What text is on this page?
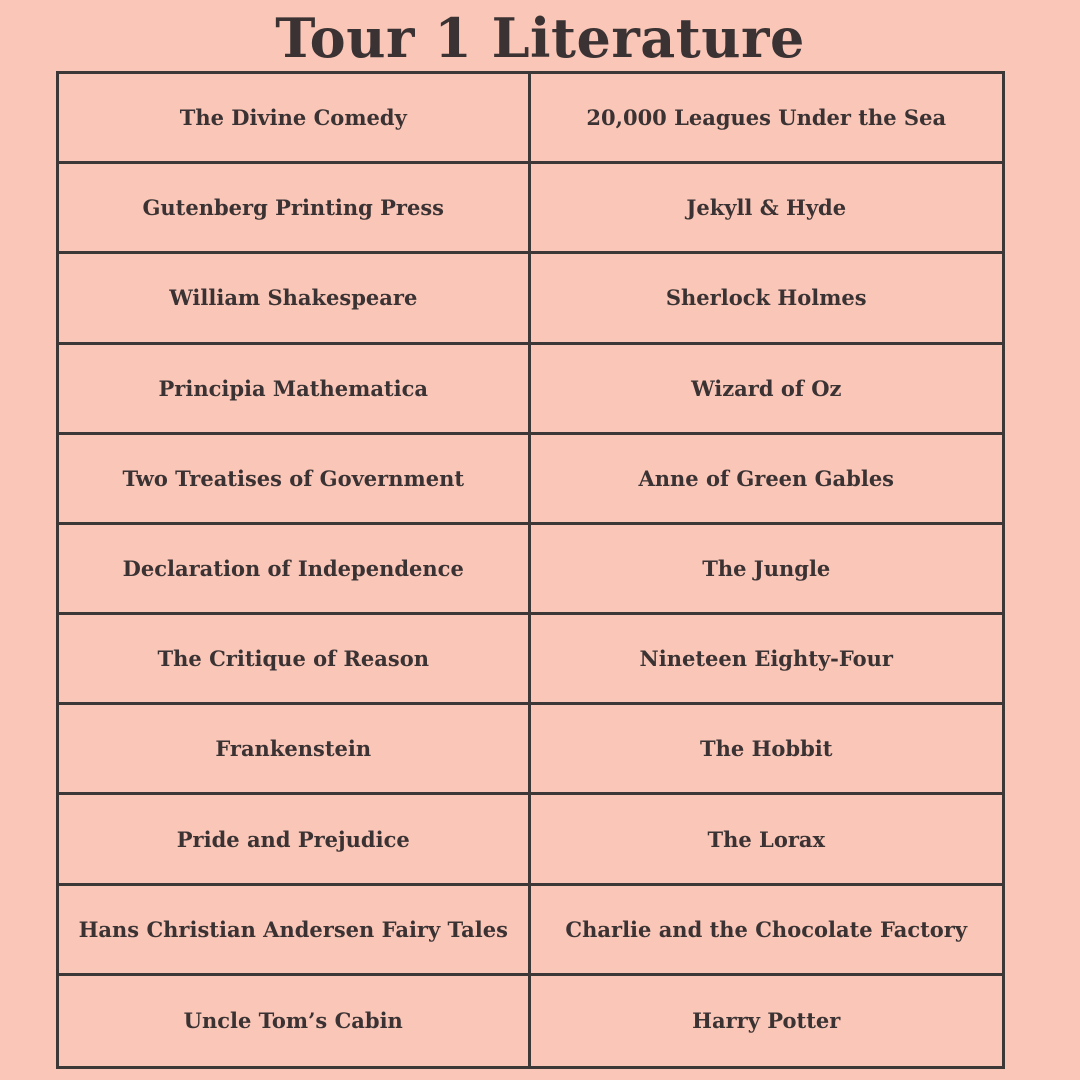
Tour 1 Literature
The Divine Comedy	20,000 Leagues Under the Sea
Gutenberg Printing Press	Jekyll & Hyde
William Shakespeare	Sherlock Holmes
Principia Mathematica	Wizard of Oz
Two Treatises of Government	Anne of Green Gables
Declaration of Independence	The Jungle
The Critique of Reason	Nineteen Eighty-Four
Frankenstein	The Hobbit
Pride and Prejudice	The Lorax
Hans Christian Andersen Fairy Tales	Charlie and the Chocolate Factory
Uncle Tom’s Cabin	Harry Potter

═══

**EXERCISE INSTRUCTIONS**:
Repeat the listing verbatim. Skip the pictures.

**RIGHT ANSWER**:
What text is on this page?
Tour 1 Literature
The Divine Comedy	20,000 Leagues Under the Sea
Gutenberg Printing Press	Jekyll & Hyde
William Shakespeare	Sherlock Holmes
Principia Mathematica	Wizard of Oz
Two Treatises of Government	Anne of Green Gables
Declaration of Independence	The Jungle
The Critique of Reason	Nineteen Eighty-Four
Frankenstein	The Hobbit
Pride and Prejudice	The Lorax
Hans Christian Andersen Fairy Tales	Charlie and the Chocolate Factory
Uncle Tom’s Cabin	Harry Potter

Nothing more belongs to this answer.